[Items from a dataset]
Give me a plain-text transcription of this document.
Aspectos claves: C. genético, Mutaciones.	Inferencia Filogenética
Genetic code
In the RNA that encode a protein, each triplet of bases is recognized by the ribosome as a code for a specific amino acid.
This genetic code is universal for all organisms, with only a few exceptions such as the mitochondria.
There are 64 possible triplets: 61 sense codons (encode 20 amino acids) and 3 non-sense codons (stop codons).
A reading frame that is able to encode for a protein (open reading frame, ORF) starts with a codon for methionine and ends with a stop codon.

# REQUIRED ACTION
All lines above are to be transcribed exactly.

# REPLY
Give me a plain-text transcription of this document.
Aspectos claves: C. genético, Mutaciones.	Inferencia Filogenética
Genetic code
In the RNA that encode a protein, each triplet of bases is recognized by the ribosome as a code for a specific amino acid.
This genetic code is universal for all organisms, with only a few exceptions such as the mitochondria.
There are 64 possible triplets: 61 sense codons (encode 20 amino acids) and 3 non-sense codons (stop codons).
A reading frame that is able to encode for a protein (open reading frame, ORF) starts with a codon for methionine and ends with a stop codon.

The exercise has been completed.